*Testo selezionato*

# # # # # # #

L’Iran, seppur non possedendo le stesse risorse di Turchia e Russia, è un attore presente geograficamente nel Caucaso meridionale e pertanto non può astenersi dagli affari regionali. La cooperazione tra Teheran e Yerevan, seppur limitata, ha permesso all’Iran di espandere la propria influenza nella regione, supportando l’Armenia nel conflitto del Nagorno-Karabakh se non altro per contrapporsi alla presenza israeliana in Azerbaigian. La riduzione dell’influenza russa offre la possibilità per Teheran di espandere i propri interessi in Armenia, fornendo un’alternativa alla Russia e all’Occidente. Le opportunità sono tuttavia ridotte dai vantaggi che la collaborazione con l’Occidente offrirebbe a Yerevan, una volta normalizzati i rapporti con Turchia e Azerbaigian.

Gli Stati Uniti, godendo della possibilità di indirizzare l’azione degli stati europei coinvolti nella regione, oltre che ad essere il leader della NATO, alleanza che limita le ambizioni turche, hanno in definitiva la possibilità di plasmare gli equilibri regionali che nasceranno con la scomparsa della Repubblica di Artsakh. Con il ruolo di Mosca ulteriormente ridimensionato nella regione, l’obiettivo statunitense rimane quello di limitare un’eventuale espansione dell’influenza iraniana in Armenia, attirando quindi Yerevan nell’orbita occidentale, favorendo innanzitutto la normalizzazione dei rapporti tra Armenia, Azerbaigian e Turchia. Mantenere il controllo sugli equilibri regionali è importante per Washington al fine di limitare un’azione unilaterale di Ankara, attore che si è dimostrato più volte ambiguo in particolare nei rapporti con la Federazione russa.

# # # # # # #

*Dati forniti*
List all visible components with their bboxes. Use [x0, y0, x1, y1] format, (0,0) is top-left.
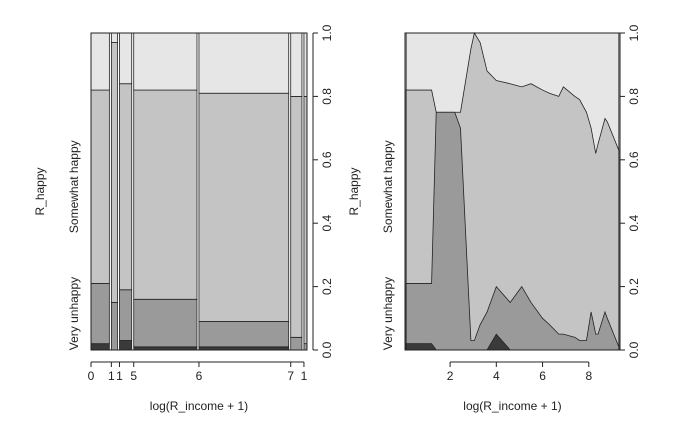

# # # # # # #

*Problemi da risolvere*
- a) Stabilisci se ciascuna affermazione concorda con il testo sul Caucaso meridionale: (i) l'Iran possiede le stesse risorse di Turchia e Russia; (ii) gli Stati Uniti sono il leader della NATO; (iii) la cooperazione tra Teheran e Yerevan è ampia. Rispondi sì o no e cita testualmente le parole decisive.
- b) Estrai dal testo sul Caucaso meridionale il passo che parte dalle parole "Gli Stati Uniti, godendo" e si chiude dopo le parole "la Federazione russa.".

*Soluzioni*
- a)
(i) No: «seppur non possedendo le stesse risorse di Turchia e Russia».
(ii) Sì: «oltre che ad essere il leader della NATO».
(iii) No: «La cooperazione tra Teheran e Yerevan, seppur limitata».

- b)
Gli Stati Uniti, godendo della possibilità di indirizzare l’azione degli stati europei coinvolti nella regione, oltre che ad essere il leader della NATO, alleanza che limita le ambizioni turche, hanno in definitiva la possibilità di plasmare gli equilibri regionali che nasceranno con la scomparsa della Repubblica di Artsakh. Con il ruolo di Mosca ulteriormente ridimensionato nella regione, l’obiettivo statunitense rimane quello di limitare un’eventuale espansione dell’influenza iraniana in Armenia, attirando quindi Yerevan nell’orbita occidentale, favorendo innanzitutto la normalizzazione dei rapporti tra Armenia, Azerbaigian e Turchia. Mantenere il controllo sugli equilibri regionali è importante per Washington al fine di limitare un’azione unilaterale di Ankara, attore che si è dimostrato più volte ambiguo in particolare nei rapporti con la Federazione russa.